What is being asked ::
Write out all of the records precisely. Skip anything that is a picture.

Material supplied ::
╔══

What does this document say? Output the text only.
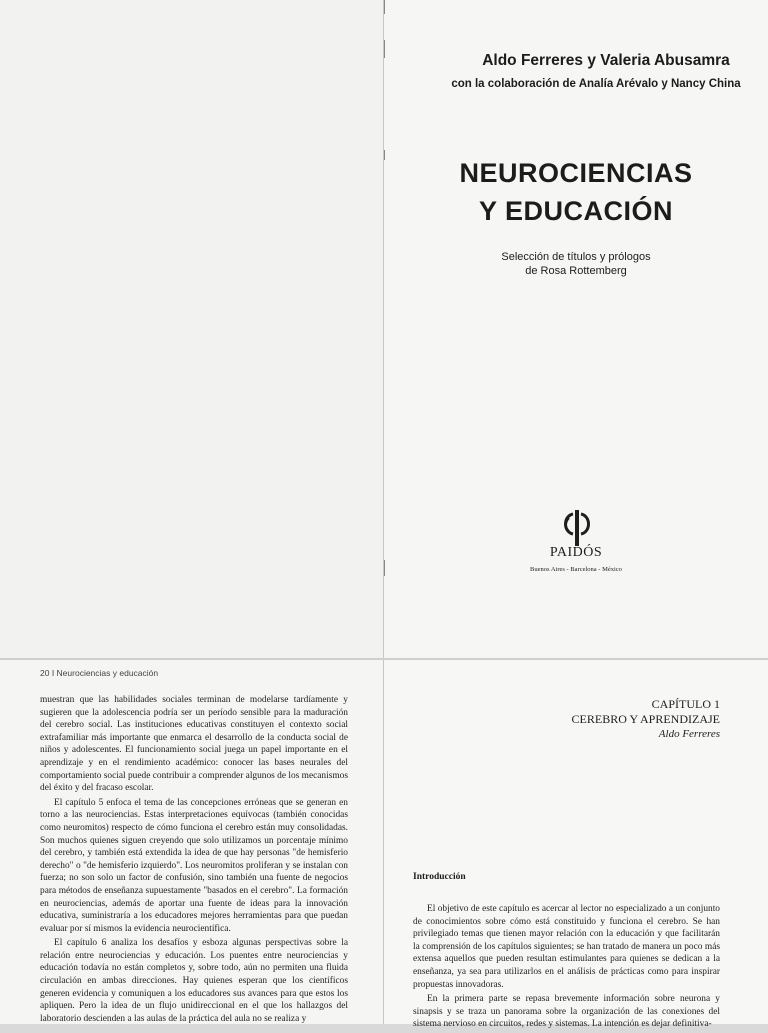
Aldo Ferreres y Valeria Abusamra
con la colaboración de Analía Arévalo y Nancy China
NEUROCIENCIAS
Y EDUCACIÓN
Selección de títulos y prólogos
de Rosa Rottemberg
PAIDÓS
Buenos Aires - Barcelona - México
20 I Neurociencias y educación

muestran que las habilidades sociales terminan de modelarse tardíamente y sugieren que la adolescencia podría ser un período sensible para la maduración del cerebro social. Las instituciones educativas constituyen el contexto social extrafamiliar más importante que enmarca el desarrollo de la conducta social de niños y adolescentes. El funcionamiento social juega un papel importante en el aprendizaje y en el rendimiento académico: conocer las bases neurales del comportamiento social puede contribuir a comprender algunos de los mecanismos del éxito y del fracaso escolar.

El capítulo 5 enfoca el tema de las concepciones erróneas que se generan en torno a las neurociencias. Estas interpretaciones equívocas (también conocidas como neuromitos) respecto de cómo funciona el cerebro están muy consolidadas. Son muchos quienes siguen creyendo que solo utilizamos un porcentaje mínimo del cerebro, y también está extendida la idea de que hay personas "de hemisferio derecho" o "de hemisferio izquierdo". Los neuromitos proliferan y se instalan con fuerza; no son solo un factor de confusión, sino también una fuente de negocios para métodos de enseñanza supuestamente "basados en el cerebro". La formación en neurociencias, además de aportar una fuente de ideas para la innovación educativa, suministraría a los educadores mejores herramientas para que puedan evaluar por sí mismos la evidencia neurocientífica.

El capítulo 6 analiza los desafíos y esboza algunas perspectivas sobre la relación entre neurociencias y educación. Los puentes entre neurociencias y educación todavía no están completos y, sobre todo, aún no permiten una fluida circulación en ambas direcciones. Hay quienes esperan que los científicos generen evidencia y comuniquen a los educadores sus avances para que estos los apliquen. Pero la idea de un flujo unidireccional en el que los hallazgos del laboratorio descienden a las aulas de la práctica del aula no se realiza y

CAPÍTULO 1
CEREBRO Y APRENDIZAJE
Aldo Ferreres
Introducción

El objetivo de este capítulo es acercar al lector no especializado a un conjunto de conocimientos sobre cómo está constituido y funciona el cerebro. Se han privilegiado temas que tienen mayor relación con la educación y que facilitarán la comprensión de los capítulos siguientes; se han tratado de manera un poco más extensa aquellos que pueden resultan estimulantes para quienes se dedican a la enseñanza, ya sea para utilizarlos en el análisis de prácticas como para inspirar propuestas innovadoras.

En la primera parte se repasa brevemente información sobre neurona y sinapsis y se traza un panorama sobre la organización de las conexiones del sistema nervioso en circuitos, redes y sistemas. La intención es dejar definitiva-
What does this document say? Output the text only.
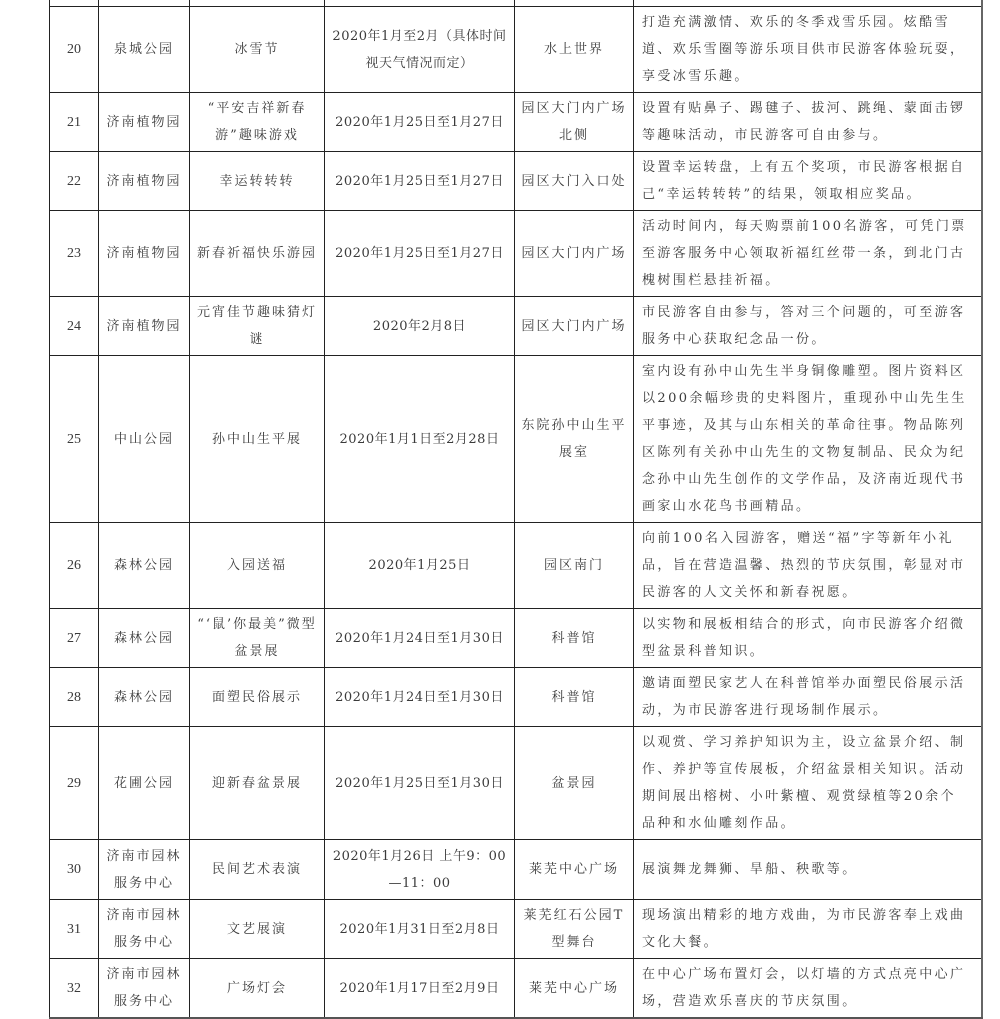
20	泉城公园	冰雪节	2020年1月至2月（具体时间视天气情况而定）	水上世界	打造充满激情、欢乐的冬季戏雪乐园。炫酷雪道、欢乐雪圈等游乐项目供市民游客体验玩耍，享受冰雪乐趣。
21	济南植物园	“平安吉祥新春游”趣味游戏	2020年1月25日至1月27日	园区大门内广场北侧	设置有贴鼻子、踢毽子、拔河、跳绳、蒙面击锣等趣味活动，市民游客可自由参与。
22	济南植物园	幸运转转转	2020年1月25日至1月27日	园区大门入口处	设置幸运转盘，上有五个奖项，市民游客根据自己“幸运转转转”的结果，领取相应奖品。
23	济南植物园	新春祈福快乐游园	2020年1月25日至1月27日	园区大门内广场	活动时间内，每天购票前100名游客，可凭门票至游客服务中心领取祈福红丝带一条，到北门古槐树围栏悬挂祈福。
24	济南植物园	元宵佳节趣味猜灯谜	2020年2月8日	园区大门内广场	市民游客自由参与，答对三个问题的，可至游客服务中心获取纪念品一份。
25	中山公园	孙中山生平展	2020年1月1日至2月28日	东院孙中山生平展室	室内设有孙中山先生半身铜像雕塑。图片资料区以200余幅珍贵的史料图片，重现孙中山先生生平事迹，及其与山东相关的革命往事。物品陈列区陈列有关孙中山先生的文物复制品、民众为纪念孙中山先生创作的文学作品，及济南近现代书画家山水花鸟书画精品。
26	森林公园	入园送福	2020年1月25日	园区南门	向前100名入园游客，赠送“福”字等新年小礼品，旨在营造温馨、热烈的节庆氛围，彰显对市民游客的人文关怀和新春祝愿。
27	森林公园	“‘鼠’你最美”微型盆景展	2020年1月24日至1月30日	科普馆	以实物和展板相结合的形式，向市民游客介绍微型盆景科普知识。
28	森林公园	面塑民俗展示	2020年1月24日至1月30日	科普馆	邀请面塑民家艺人在科普馆举办面塑民俗展示活动，为市民游客进行现场制作展示。
29	花圃公园	迎新春盆景展	2020年1月25日至1月30日	盆景园	以观赏、学习养护知识为主，设立盆景介绍、制作、养护等宣传展板，介绍盆景相关知识。活动期间展出榕树、小叶紫檀、观赏绿植等20余个品种和水仙雕刻作品。
30	济南市园林服务中心	民间艺术表演	2020年1月26日 上午9：00—11：00	莱芜中心广场	展演舞龙舞狮、旱船、秧歌等。
31	济南市园林服务中心	文艺展演	2020年1月31日至2月8日	莱芜红石公园T型舞台	现场演出精彩的地方戏曲，为市民游客奉上戏曲文化大餐。
32	济南市园林服务中心	广场灯会	2020年1月17日至2月9日	莱芜中心广场	在中心广场布置灯会，以灯墙的方式点亮中心广场，营造欢乐喜庆的节庆氛围。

╚══

Written response ::
What does this document say? Output the text only.
Aldo Ferreres y Valeria Abusamra
con la colaboración de Analía Arévalo y Nancy China
NEUROCIENCIAS
Y EDUCACIÓN
Selección de títulos y prólogos
de Rosa Rottemberg
PAIDÓS
Buenos Aires - Barcelona - México
20 I Neurociencias y educación

muestran que las habilidades sociales terminan de modelarse tardíamente y sugieren que la adolescencia podría ser un período sensible para la maduración del cerebro social. Las instituciones educativas constituyen el contexto social extrafamiliar más importante que enmarca el desarrollo de la conducta social de niños y adolescentes. El funcionamiento social juega un papel importante en el aprendizaje y en el rendimiento académico: conocer las bases neurales del comportamiento social puede contribuir a comprender algunos de los mecanismos del éxito y del fracaso escolar.

El capítulo 5 enfoca el tema de las concepciones erróneas que se generan en torno a las neurociencias. Estas interpretaciones equívocas (también conocidas como neuromitos) respecto de cómo funciona el cerebro están muy consolidadas. Son muchos quienes siguen creyendo que solo utilizamos un porcentaje mínimo del cerebro, y también está extendida la idea de que hay personas "de hemisferio derecho" o "de hemisferio izquierdo". Los neuromitos proliferan y se instalan con fuerza; no son solo un factor de confusión, sino también una fuente de negocios para métodos de enseñanza supuestamente "basados en el cerebro". La formación en neurociencias, además de aportar una fuente de ideas para la innovación educativa, suministraría a los educadores mejores herramientas para que puedan evaluar por sí mismos la evidencia neurocientífica.

El capítulo 6 analiza los desafíos y esboza algunas perspectivas sobre la relación entre neurociencias y educación. Los puentes entre neurociencias y educación todavía no están completos y, sobre todo, aún no permiten una fluida circulación en ambas direcciones. Hay quienes esperan que los científicos generen evidencia y comuniquen a los educadores sus avances para que estos los apliquen. Pero la idea de un flujo unidireccional en el que los hallazgos del laboratorio descienden a las aulas de la práctica del aula no se realiza y

CAPÍTULO 1
CEREBRO Y APRENDIZAJE
Aldo Ferreres
Introducción

El objetivo de este capítulo es acercar al lector no especializado a un conjunto de conocimientos sobre cómo está constituido y funciona el cerebro. Se han privilegiado temas que tienen mayor relación con la educación y que facilitarán la comprensión de los capítulos siguientes; se han tratado de manera un poco más extensa aquellos que pueden resultan estimulantes para quienes se dedican a la enseñanza, ya sea para utilizarlos en el análisis de prácticas como para inspirar propuestas innovadoras.

En la primera parte se repasa brevemente información sobre neurona y sinapsis y se traza un panorama sobre la organización de las conexiones del sistema nervioso en circuitos, redes y sistemas. La intención es dejar definitiva-
What does this document say? Output the text only.
20	泉城公园	冰雪节	2020年1月至2月（具体时间视天气情况而定）	水上世界	打造充满激情、欢乐的冬季戏雪乐园。炫酷雪道、欢乐雪圈等游乐项目供市民游客体验玩耍，享受冰雪乐趣。
21	济南植物园	“平安吉祥新春游”趣味游戏	2020年1月25日至1月27日	园区大门内广场北侧	设置有贴鼻子、踢毽子、拔河、跳绳、蒙面击锣等趣味活动，市民游客可自由参与。
22	济南植物园	幸运转转转	2020年1月25日至1月27日	园区大门入口处	设置幸运转盘，上有五个奖项，市民游客根据自己“幸运转转转”的结果，领取相应奖品。
23	济南植物园	新春祈福快乐游园	2020年1月25日至1月27日	园区大门内广场	活动时间内，每天购票前100名游客，可凭门票至游客服务中心领取祈福红丝带一条，到北门古槐树围栏悬挂祈福。
24	济南植物园	元宵佳节趣味猜灯谜	2020年2月8日	园区大门内广场	市民游客自由参与，答对三个问题的，可至游客服务中心获取纪念品一份。
25	中山公园	孙中山生平展	2020年1月1日至2月28日	东院孙中山生平展室	室内设有孙中山先生半身铜像雕塑。图片资料区以200余幅珍贵的史料图片，重现孙中山先生生平事迹，及其与山东相关的革命往事。物品陈列区陈列有关孙中山先生的文物复制品、民众为纪念孙中山先生创作的文学作品，及济南近现代书画家山水花鸟书画精品。
26	森林公园	入园送福	2020年1月25日	园区南门	向前100名入园游客，赠送“福”字等新年小礼品，旨在营造温馨、热烈的节庆氛围，彰显对市民游客的人文关怀和新春祝愿。
27	森林公园	“‘鼠’你最美”微型盆景展	2020年1月24日至1月30日	科普馆	以实物和展板相结合的形式，向市民游客介绍微型盆景科普知识。
28	森林公园	面塑民俗展示	2020年1月24日至1月30日	科普馆	邀请面塑民家艺人在科普馆举办面塑民俗展示活动，为市民游客进行现场制作展示。
29	花圃公园	迎新春盆景展	2020年1月25日至1月30日	盆景园	以观赏、学习养护知识为主，设立盆景介绍、制作、养护等宣传展板，介绍盆景相关知识。活动期间展出榕树、小叶紫檀、观赏绿植等20余个品种和水仙雕刻作品。
30	济南市园林服务中心	民间艺术表演	2020年1月26日 上午9：00—11：00	莱芜中心广场	展演舞龙舞狮、旱船、秧歌等。
31	济南市园林服务中心	文艺展演	2020年1月31日至2月8日	莱芜红石公园T型舞台	现场演出精彩的地方戏曲，为市民游客奉上戏曲文化大餐。
32	济南市园林服务中心	广场灯会	2020年1月17日至2月9日	莱芜中心广场	在中心广场布置灯会，以灯墙的方式点亮中心广场，营造欢乐喜庆的节庆氛围。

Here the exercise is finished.